**Stated task:**
Leave out the pictures and repeat every record exactly.

▬▬▬▬▬▬▬▬▬▬

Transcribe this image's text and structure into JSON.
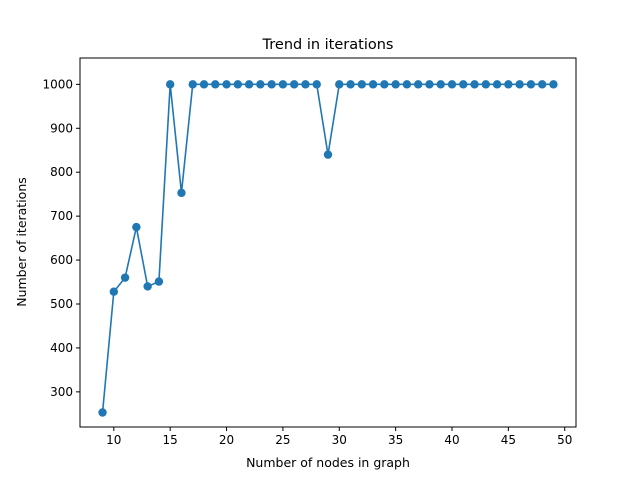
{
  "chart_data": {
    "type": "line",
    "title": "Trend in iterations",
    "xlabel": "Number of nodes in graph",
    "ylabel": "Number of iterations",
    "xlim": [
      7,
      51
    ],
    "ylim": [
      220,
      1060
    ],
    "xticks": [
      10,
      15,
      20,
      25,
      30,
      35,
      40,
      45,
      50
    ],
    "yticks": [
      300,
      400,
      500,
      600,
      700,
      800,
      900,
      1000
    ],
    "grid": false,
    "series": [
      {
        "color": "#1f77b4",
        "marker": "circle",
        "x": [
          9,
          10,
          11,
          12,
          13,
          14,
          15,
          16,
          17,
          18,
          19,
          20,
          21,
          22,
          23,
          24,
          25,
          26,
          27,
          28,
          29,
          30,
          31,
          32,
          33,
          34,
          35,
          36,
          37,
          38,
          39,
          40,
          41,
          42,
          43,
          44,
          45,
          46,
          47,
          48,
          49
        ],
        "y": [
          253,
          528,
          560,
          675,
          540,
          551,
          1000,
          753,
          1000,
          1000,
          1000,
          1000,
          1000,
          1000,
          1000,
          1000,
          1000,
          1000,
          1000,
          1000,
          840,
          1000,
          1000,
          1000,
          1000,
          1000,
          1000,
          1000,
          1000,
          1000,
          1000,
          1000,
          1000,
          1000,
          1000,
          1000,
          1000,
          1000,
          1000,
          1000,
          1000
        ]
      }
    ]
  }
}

▬▬▬▬▬▬▬▬▬▬

**Solution for this problem:**
Transcribe this image's text and structure into JSON.
{
  "chart_data": {
    "type": "line",
    "title": "Trend in iterations",
    "xlabel": "Number of nodes in graph",
    "ylabel": "Number of iterations",
    "xlim": [
      7,
      51
    ],
    "ylim": [
      220,
      1060
    ],
    "xticks": [
      10,
      15,
      20,
      25,
      30,
      35,
      40,
      45,
      50
    ],
    "yticks": [
      300,
      400,
      500,
      600,
      700,
      800,
      900,
      1000
    ],
    "grid": false,
    "series": [
      {
        "color": "#1f77b4",
        "marker": "circle",
        "x": [
          9,
          10,
          11,
          12,
          13,
          14,
          15,
          16,
          17,
          18,
          19,
          20,
          21,
          22,
          23,
          24,
          25,
          26,
          27,
          28,
          29,
          30,
          31,
          32,
          33,
          34,
          35,
          36,
          37,
          38,
          39,
          40,
          41,
          42,
          43,
          44,
          45,
          46,
          47,
          48,
          49
        ],
        "y": [
          253,
          528,
          560,
          675,
          540,
          551,
          1000,
          753,
          1000,
          1000,
          1000,
          1000,
          1000,
          1000,
          1000,
          1000,
          1000,
          1000,
          1000,
          1000,
          840,
          1000,
          1000,
          1000,
          1000,
          1000,
          1000,
          1000,
          1000,
          1000,
          1000,
          1000,
          1000,
          1000,
          1000,
          1000,
          1000,
          1000,
          1000,
          1000,
          1000
        ]
      }
    ]
  }
}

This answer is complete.